** AIM OF THE TASK **
Every line from the one with "Read this page and output its text content." through the end of the entries below should be written out exactly; the pictures should not.

** DATA EXTRACT **
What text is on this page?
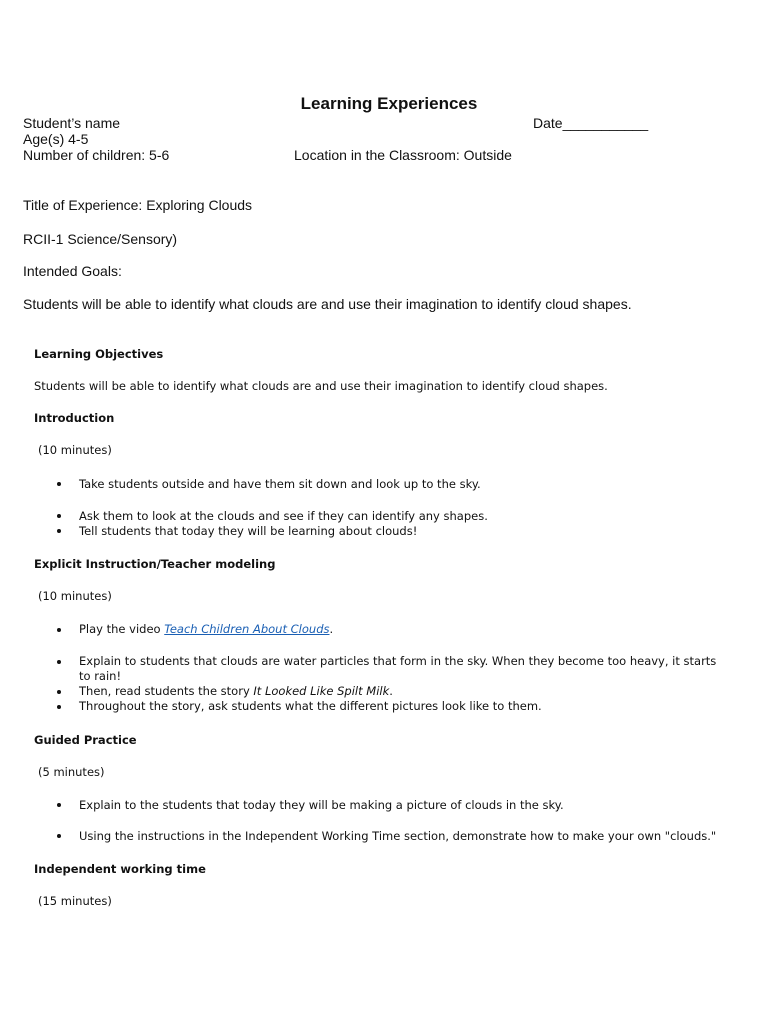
Learning Experiences
Student’s name	Date___________
Age(s) 4-5
Number of children: 5-6	Location in the Classroom: Outside
Title of Experience: Exploring Clouds
RCII-1 Science/Sensory)
Intended Goals:
Students will be able to identify what clouds are and use their imagination to identify cloud shapes.
Learning Objectives
Students will be able to identify what clouds are and use their imagination to identify cloud shapes.
Introduction
(10 minutes)
Take students outside and have them sit down and look up to the sky.
Ask them to look at the clouds and see if they can identify any shapes.
Tell students that today they will be learning about clouds!
Explicit Instruction/Teacher modeling
(10 minutes)
Play the video Teach Children About Clouds.
Explain to students that clouds are water particles that form in the sky. When they become too heavy, it starts
to rain!
Then, read students the story It Looked Like Spilt Milk.
Throughout the story, ask students what the different pictures look like to them.
Guided Practice
(5 minutes)
Explain to the students that today they will be making a picture of clouds in the sky.
Using the instructions in the Independent Working Time section, demonstrate how to make your own "clouds."
Independent working time
(15 minutes)
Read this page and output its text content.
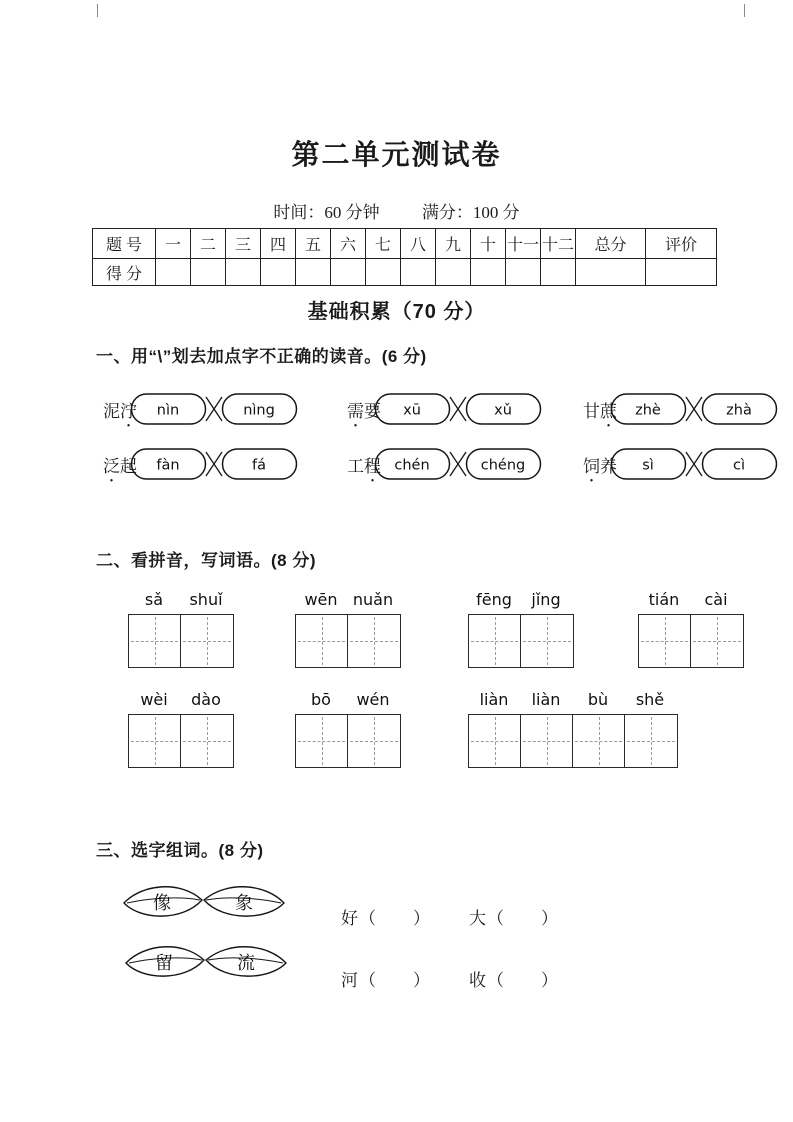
第二单元测试卷
时间：60 分钟 满分：100 分
题 号	一	二	三	四	五	六	七	八	九	十	十一	十二	总分	评价
得 分														
基础积累（70 分）
一、用“\”划去加点字不正确的读音。(6 分)
泥泞 nìn	nìng	需要 xū	xǔ	甘蔗 zhè	zhà
泛起 fàn	fá	工程 chén	chéng	饲养 sì	cì
二、看拼音，写词语。(8 分)
sǎ	shuǐ	wēn nuǎn	fēng	jǐng	tián	cài
wèi	dào	bō	wén	liàn	liàn	bù	shě
三、选字组词。(8 分)
像	象
留	流
好（　　） 大（　　）
河（　　） 收（　　）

** WRITTEN RESPONSE **
Read this page and output its text content.
第二单元测试卷
时间：60 分钟 满分：100 分
题 号	一	二	三	四	五	六	七	八	九	十	十一	十二	总分	评价
得 分														
基础积累（70 分）
一、用“\”划去加点字不正确的读音。(6 分)
泥泞 nìn	nìng	需要 xū	xǔ	甘蔗 zhè	zhà
泛起 fàn	fá	工程 chén	chéng	饲养 sì	cì
二、看拼音，写词语。(8 分)
sǎ	shuǐ	wēn nuǎn	fēng	jǐng	tián	cài
wèi	dào	bō	wén	liàn	liàn	bù	shě
三、选字组词。(8 分)
像	象
留	流
好（　　） 大（　　）
河（　　） 收（　　）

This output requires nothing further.